■ **WORK TO COMPLETE**: Copy every line that holds "object".

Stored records
========

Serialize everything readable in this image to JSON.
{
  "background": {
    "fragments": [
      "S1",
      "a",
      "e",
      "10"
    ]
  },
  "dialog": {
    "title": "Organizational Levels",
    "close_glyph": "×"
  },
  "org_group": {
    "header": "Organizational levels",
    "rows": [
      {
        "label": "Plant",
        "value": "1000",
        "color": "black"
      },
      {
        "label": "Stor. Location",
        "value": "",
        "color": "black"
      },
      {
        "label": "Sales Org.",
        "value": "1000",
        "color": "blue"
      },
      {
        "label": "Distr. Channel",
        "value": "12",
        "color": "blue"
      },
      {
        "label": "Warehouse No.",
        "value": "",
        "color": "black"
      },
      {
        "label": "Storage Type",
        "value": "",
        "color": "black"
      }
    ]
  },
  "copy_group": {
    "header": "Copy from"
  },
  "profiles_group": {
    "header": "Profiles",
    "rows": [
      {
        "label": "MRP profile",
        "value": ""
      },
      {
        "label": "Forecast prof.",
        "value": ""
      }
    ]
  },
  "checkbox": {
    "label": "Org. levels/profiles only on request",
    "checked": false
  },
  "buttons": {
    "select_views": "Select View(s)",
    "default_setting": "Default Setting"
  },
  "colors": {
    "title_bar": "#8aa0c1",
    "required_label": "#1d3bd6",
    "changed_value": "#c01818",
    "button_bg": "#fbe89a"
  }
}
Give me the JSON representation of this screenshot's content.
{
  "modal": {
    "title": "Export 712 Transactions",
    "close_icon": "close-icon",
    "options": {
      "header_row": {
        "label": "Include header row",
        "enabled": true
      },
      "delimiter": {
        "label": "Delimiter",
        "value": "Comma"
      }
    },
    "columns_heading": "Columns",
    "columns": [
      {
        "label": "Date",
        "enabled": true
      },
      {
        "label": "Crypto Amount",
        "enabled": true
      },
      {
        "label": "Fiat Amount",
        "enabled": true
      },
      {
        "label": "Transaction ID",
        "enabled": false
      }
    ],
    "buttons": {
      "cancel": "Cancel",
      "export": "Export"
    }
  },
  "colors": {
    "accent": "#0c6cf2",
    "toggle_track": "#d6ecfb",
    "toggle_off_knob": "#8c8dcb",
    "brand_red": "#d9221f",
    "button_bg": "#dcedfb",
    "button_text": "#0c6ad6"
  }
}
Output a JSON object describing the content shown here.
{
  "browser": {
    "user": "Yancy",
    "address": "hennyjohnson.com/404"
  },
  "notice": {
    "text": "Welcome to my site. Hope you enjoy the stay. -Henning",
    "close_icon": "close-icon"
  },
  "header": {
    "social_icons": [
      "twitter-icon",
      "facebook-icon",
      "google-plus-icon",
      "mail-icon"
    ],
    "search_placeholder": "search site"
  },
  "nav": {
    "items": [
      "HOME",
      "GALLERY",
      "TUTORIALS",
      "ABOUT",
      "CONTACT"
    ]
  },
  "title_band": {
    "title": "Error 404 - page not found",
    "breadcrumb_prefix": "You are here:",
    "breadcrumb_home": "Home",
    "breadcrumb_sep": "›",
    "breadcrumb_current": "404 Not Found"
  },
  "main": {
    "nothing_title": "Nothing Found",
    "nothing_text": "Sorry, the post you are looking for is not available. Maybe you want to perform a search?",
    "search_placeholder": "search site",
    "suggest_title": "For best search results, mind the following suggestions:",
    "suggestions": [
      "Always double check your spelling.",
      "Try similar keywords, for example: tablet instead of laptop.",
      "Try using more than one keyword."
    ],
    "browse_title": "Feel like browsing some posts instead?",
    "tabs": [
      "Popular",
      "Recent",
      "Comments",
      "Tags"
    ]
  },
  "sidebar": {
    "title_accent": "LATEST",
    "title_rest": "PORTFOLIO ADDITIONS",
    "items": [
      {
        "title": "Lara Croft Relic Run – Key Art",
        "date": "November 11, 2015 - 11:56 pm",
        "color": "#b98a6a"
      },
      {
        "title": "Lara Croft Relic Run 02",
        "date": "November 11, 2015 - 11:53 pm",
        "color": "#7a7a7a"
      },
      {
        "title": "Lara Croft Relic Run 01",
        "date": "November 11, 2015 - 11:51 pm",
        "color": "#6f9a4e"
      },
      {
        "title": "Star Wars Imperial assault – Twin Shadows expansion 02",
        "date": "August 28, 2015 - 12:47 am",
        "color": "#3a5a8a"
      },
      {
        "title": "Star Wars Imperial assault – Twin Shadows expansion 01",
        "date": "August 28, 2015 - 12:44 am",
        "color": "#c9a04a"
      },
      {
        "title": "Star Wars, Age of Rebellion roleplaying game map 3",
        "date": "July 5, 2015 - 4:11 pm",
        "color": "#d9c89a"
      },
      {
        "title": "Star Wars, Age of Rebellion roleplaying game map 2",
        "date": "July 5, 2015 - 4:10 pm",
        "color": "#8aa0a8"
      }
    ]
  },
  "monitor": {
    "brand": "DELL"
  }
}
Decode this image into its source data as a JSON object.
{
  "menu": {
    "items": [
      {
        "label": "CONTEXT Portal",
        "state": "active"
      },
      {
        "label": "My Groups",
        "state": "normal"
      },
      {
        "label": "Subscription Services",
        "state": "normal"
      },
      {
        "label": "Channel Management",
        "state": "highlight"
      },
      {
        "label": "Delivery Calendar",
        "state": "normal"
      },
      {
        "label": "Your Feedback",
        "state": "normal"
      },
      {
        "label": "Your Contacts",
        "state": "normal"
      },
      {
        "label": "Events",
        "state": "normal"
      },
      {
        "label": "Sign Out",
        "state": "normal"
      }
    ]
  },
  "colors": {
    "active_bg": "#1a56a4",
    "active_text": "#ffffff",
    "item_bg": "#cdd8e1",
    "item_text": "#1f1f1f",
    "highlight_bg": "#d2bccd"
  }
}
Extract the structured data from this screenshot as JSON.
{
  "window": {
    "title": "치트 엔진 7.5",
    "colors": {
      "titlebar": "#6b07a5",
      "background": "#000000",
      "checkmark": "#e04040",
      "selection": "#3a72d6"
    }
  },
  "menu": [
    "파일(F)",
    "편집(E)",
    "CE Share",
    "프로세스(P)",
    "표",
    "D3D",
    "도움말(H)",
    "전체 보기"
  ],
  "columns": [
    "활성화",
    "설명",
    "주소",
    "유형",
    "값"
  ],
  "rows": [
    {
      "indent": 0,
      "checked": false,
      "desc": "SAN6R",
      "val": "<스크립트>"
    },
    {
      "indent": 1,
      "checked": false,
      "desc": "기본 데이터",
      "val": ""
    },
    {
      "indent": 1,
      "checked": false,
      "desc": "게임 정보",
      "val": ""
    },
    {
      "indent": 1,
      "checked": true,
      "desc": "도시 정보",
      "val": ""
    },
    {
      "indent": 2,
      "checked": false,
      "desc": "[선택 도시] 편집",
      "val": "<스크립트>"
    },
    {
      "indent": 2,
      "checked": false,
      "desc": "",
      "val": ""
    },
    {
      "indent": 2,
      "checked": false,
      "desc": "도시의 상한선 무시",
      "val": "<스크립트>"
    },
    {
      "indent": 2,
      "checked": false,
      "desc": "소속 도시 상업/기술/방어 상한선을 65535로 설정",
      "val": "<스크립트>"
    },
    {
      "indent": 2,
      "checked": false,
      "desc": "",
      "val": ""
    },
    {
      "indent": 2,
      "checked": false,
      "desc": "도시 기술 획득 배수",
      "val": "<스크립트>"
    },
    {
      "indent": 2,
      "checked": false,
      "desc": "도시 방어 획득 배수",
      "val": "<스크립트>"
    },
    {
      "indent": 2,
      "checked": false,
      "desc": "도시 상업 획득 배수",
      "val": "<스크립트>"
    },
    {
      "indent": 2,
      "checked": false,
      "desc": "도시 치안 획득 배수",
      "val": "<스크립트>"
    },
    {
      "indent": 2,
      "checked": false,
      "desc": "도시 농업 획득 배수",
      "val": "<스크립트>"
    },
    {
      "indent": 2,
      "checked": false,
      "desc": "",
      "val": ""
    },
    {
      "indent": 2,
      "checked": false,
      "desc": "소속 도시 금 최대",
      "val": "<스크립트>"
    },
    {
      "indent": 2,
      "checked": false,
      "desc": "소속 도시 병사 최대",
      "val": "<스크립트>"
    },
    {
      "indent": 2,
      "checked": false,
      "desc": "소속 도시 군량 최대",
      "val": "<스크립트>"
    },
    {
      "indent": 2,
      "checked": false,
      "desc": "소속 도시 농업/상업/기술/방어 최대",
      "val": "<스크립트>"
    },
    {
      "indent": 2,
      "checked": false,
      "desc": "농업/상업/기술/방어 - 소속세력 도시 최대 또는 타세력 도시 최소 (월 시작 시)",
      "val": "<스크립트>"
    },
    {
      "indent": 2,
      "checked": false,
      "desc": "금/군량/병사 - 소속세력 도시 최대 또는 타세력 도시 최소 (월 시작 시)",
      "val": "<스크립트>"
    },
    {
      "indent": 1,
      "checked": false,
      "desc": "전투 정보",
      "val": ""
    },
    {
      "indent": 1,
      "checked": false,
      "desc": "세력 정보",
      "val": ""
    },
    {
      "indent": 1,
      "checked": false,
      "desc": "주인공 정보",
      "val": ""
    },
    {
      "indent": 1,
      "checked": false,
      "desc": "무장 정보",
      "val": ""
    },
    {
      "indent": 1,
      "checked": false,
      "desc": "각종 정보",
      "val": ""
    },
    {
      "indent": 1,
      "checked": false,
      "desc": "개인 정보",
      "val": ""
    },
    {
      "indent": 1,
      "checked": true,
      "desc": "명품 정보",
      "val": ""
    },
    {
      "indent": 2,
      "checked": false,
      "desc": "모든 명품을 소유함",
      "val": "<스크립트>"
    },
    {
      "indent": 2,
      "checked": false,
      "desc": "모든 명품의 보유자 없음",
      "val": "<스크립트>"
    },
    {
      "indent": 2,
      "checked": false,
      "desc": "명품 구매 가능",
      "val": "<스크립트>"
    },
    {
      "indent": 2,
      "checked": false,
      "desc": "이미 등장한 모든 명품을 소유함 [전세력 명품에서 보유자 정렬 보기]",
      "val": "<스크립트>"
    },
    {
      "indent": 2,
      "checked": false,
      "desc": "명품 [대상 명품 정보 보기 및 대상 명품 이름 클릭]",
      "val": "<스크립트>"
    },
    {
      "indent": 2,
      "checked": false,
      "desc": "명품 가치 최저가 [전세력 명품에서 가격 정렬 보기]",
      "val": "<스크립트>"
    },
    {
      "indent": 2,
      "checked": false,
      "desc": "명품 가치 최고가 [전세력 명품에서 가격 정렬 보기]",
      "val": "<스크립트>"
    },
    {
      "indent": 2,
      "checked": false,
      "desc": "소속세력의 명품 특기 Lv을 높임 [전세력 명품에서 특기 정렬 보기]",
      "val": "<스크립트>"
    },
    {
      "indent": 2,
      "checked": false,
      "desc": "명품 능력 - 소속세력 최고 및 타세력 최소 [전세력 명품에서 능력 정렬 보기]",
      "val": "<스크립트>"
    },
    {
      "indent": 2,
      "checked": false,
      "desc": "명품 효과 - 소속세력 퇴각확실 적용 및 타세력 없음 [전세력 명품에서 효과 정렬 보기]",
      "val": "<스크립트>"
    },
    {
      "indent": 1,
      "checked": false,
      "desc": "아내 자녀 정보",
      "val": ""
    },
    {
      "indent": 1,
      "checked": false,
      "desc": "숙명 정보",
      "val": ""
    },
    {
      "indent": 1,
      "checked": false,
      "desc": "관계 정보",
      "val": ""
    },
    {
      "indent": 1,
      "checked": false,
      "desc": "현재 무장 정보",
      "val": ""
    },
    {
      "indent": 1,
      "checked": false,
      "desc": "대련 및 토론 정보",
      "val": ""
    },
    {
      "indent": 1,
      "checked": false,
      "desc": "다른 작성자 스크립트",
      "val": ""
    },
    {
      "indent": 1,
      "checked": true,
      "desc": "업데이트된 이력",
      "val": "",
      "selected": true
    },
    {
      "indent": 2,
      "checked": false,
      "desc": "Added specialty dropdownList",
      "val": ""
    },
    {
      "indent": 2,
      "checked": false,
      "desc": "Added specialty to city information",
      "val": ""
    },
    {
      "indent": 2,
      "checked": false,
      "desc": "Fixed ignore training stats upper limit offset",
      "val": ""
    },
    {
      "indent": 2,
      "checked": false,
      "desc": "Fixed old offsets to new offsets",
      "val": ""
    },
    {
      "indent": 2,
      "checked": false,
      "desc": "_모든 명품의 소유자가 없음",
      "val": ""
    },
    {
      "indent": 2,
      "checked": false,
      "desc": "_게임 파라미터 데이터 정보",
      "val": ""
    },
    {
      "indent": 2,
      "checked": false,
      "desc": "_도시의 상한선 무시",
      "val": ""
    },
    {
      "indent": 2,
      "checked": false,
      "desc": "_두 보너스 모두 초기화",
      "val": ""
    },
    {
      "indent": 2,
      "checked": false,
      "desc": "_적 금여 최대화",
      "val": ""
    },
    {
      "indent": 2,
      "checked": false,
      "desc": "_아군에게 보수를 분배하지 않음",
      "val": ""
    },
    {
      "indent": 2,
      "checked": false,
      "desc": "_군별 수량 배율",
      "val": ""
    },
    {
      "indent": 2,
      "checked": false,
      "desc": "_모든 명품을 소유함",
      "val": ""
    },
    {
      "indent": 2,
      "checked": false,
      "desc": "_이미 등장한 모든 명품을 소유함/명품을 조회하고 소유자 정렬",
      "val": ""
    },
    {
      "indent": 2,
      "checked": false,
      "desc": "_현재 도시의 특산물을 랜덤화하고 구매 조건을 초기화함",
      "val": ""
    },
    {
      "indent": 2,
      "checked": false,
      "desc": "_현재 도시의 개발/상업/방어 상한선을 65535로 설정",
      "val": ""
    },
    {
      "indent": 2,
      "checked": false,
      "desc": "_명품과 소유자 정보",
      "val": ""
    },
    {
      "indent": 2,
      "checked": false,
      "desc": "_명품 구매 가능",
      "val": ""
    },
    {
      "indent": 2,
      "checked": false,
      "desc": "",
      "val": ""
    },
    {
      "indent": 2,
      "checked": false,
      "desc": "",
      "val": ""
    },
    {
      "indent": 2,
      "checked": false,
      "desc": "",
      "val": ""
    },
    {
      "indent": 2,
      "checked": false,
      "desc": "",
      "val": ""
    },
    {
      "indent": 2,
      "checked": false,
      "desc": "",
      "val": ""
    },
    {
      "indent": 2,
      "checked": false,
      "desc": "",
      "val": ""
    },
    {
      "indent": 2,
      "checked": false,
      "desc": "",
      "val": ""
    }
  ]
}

========

■ **EXERCISE OUTPUT**:
Output a JSON object describing the content shown here.
Decode this image into its source data as a JSON object.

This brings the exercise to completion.